Items from a data source
+ + + + + + +

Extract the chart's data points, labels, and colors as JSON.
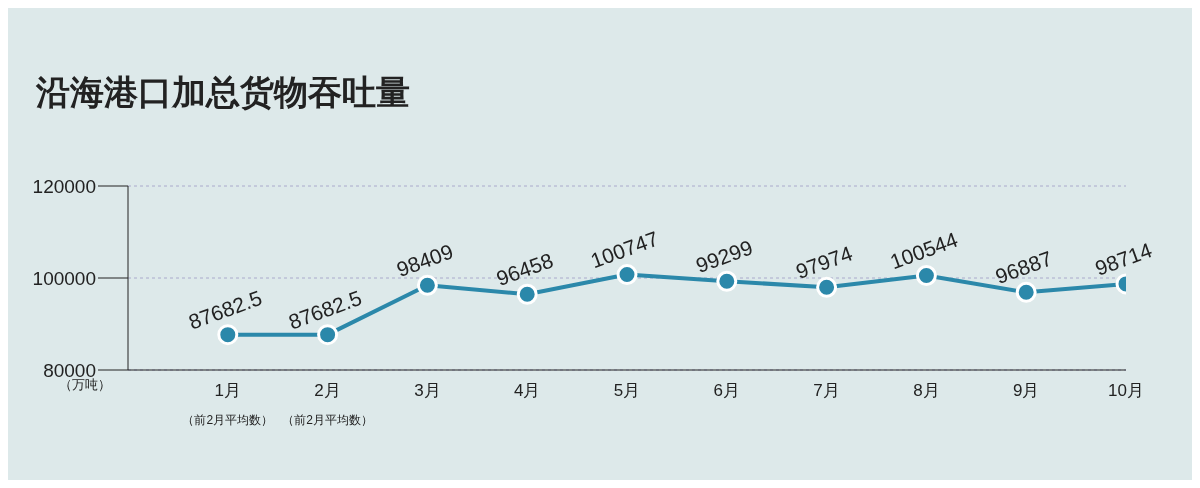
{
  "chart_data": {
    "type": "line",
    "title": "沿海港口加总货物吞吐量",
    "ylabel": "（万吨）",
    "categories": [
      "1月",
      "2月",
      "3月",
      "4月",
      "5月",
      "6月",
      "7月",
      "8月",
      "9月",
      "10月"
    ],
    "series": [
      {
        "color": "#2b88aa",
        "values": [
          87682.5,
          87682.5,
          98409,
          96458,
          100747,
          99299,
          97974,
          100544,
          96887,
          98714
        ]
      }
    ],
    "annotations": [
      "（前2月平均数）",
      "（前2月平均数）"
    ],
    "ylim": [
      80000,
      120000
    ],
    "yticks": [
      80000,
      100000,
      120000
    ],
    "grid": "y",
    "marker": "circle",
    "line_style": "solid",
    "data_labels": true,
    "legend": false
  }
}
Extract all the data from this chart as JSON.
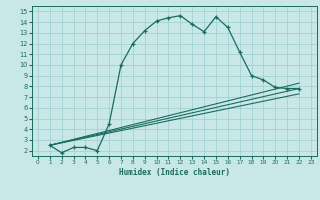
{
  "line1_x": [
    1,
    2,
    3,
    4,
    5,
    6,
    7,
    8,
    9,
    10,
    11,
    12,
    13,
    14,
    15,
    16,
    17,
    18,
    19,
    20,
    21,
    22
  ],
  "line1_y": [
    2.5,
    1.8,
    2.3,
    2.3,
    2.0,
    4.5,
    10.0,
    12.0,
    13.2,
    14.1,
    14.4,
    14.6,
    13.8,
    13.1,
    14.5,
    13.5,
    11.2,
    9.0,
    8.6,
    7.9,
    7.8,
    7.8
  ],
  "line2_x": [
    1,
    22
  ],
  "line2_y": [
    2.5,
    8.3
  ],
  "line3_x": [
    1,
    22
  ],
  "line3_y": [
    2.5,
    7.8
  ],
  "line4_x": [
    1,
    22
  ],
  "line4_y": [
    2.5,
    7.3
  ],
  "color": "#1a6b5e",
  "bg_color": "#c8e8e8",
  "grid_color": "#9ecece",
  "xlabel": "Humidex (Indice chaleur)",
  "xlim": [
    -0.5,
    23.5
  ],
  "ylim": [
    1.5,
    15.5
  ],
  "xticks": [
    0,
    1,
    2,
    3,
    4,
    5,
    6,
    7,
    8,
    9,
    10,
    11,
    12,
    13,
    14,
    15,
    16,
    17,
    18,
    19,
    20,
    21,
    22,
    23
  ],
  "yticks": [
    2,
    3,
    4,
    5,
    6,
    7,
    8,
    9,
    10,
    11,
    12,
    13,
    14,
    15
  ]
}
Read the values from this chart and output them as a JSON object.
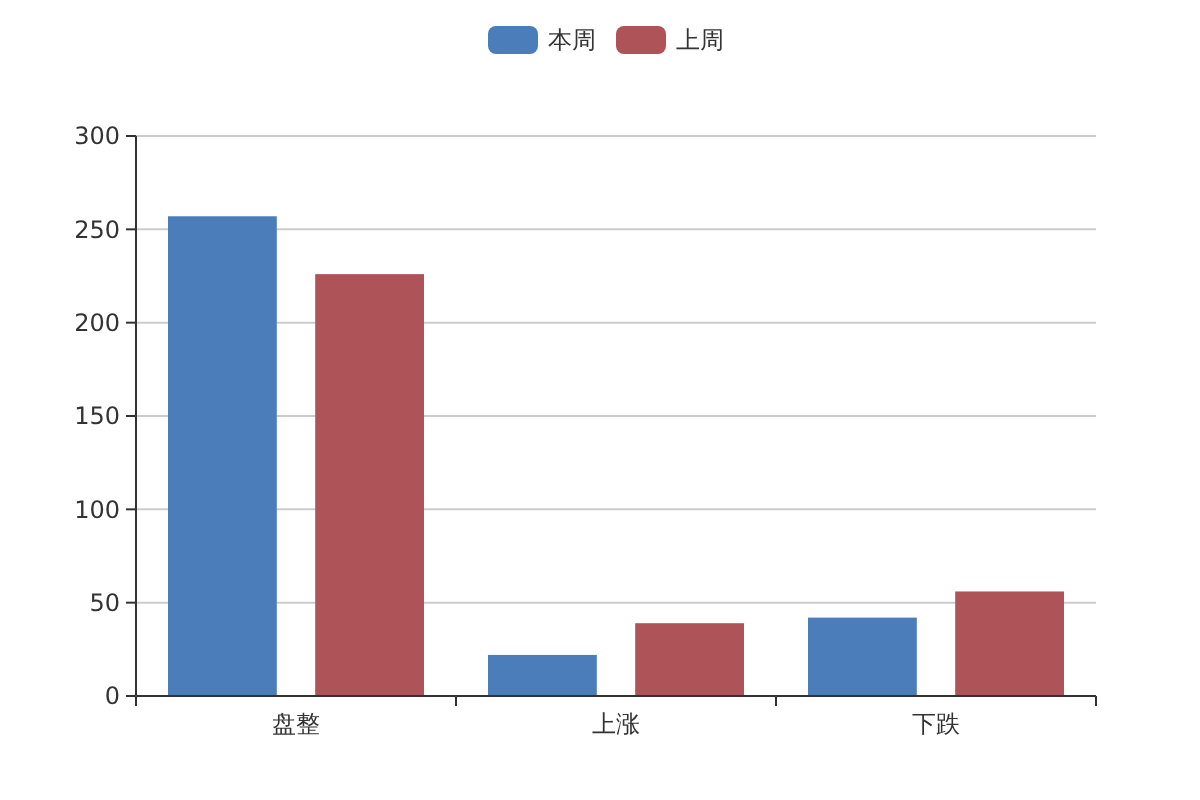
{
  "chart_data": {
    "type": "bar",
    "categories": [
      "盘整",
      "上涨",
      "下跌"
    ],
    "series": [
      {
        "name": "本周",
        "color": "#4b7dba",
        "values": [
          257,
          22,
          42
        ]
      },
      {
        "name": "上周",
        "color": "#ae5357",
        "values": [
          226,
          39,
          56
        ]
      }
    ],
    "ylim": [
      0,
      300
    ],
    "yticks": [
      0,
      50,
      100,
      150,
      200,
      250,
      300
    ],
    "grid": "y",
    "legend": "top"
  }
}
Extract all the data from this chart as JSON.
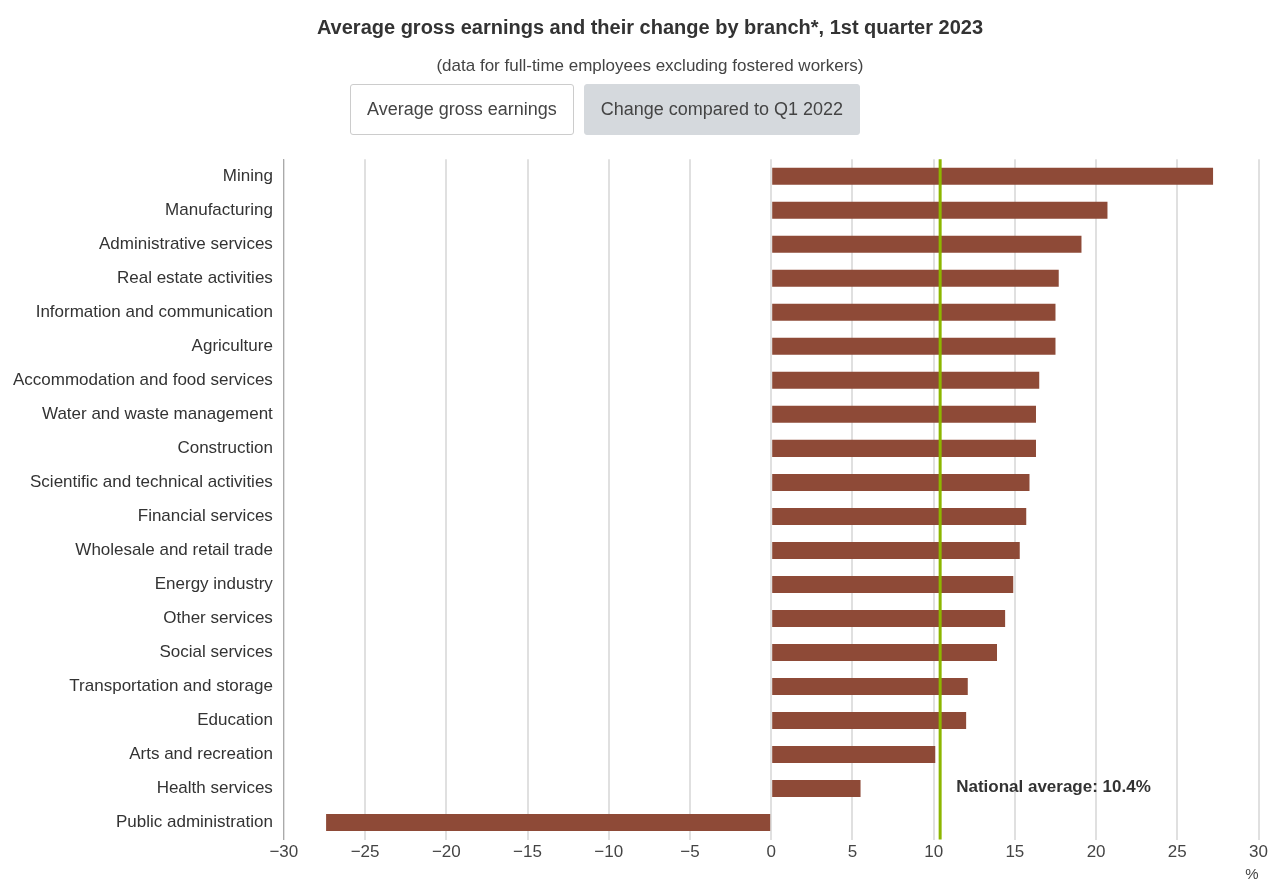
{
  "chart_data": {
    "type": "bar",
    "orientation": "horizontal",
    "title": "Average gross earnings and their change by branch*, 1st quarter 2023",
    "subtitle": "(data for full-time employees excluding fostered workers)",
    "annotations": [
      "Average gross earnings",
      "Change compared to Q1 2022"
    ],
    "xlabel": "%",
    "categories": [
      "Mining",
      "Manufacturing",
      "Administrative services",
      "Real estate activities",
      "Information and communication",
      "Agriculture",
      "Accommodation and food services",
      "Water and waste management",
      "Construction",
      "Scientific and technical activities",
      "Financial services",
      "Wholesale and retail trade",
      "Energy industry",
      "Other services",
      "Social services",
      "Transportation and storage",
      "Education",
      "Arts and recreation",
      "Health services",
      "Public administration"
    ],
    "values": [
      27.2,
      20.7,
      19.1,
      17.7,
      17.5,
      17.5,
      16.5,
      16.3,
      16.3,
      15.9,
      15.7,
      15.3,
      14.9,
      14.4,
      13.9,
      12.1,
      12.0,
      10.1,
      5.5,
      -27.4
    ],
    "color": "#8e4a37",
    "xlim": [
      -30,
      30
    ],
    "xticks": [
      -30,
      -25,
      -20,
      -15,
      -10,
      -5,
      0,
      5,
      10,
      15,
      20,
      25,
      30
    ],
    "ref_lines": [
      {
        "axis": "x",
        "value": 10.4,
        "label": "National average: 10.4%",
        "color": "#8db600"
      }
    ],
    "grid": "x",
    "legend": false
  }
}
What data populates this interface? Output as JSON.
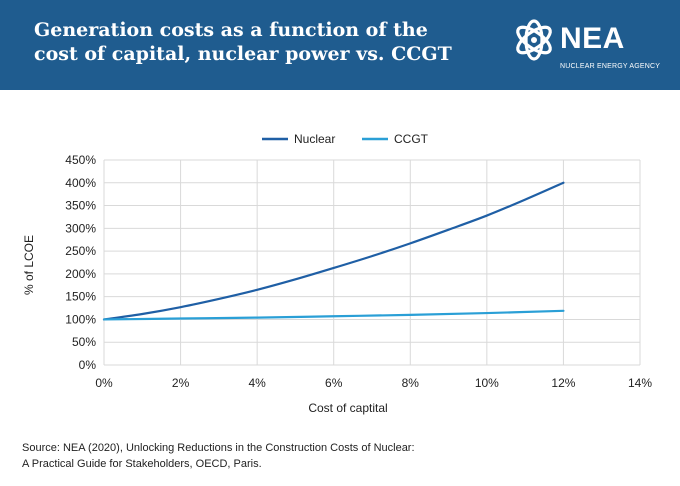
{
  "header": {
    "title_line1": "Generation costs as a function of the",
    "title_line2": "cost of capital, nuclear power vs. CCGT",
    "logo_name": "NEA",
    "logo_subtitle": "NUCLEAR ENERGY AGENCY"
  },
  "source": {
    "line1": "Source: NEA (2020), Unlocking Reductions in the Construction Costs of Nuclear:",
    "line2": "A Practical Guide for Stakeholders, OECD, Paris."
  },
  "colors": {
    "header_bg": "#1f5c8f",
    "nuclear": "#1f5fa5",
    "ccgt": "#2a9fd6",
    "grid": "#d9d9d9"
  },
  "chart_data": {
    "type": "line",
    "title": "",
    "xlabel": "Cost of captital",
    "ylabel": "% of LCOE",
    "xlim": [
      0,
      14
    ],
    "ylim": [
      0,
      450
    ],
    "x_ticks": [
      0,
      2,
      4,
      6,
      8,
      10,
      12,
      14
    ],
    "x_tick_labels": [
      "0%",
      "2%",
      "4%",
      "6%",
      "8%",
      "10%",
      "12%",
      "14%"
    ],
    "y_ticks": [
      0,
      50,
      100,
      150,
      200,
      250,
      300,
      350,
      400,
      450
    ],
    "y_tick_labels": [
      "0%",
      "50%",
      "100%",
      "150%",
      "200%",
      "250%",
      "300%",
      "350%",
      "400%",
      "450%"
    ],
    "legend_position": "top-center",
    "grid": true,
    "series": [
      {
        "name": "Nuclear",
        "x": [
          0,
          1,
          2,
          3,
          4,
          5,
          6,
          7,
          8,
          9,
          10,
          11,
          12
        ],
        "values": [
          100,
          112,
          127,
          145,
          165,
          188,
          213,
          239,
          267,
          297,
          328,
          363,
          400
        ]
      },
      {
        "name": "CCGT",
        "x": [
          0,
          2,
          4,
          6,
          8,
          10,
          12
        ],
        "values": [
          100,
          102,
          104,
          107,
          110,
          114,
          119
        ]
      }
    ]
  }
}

+ + + + + + +

WHAT YOU WILL DO —
From the listing above, collect every line that mentions the word "gross".

EXPECTED OUTPUT —
    "title": "Average gross earnings and their change by branch*, 1st quarter 2023",
      "Average gross earnings",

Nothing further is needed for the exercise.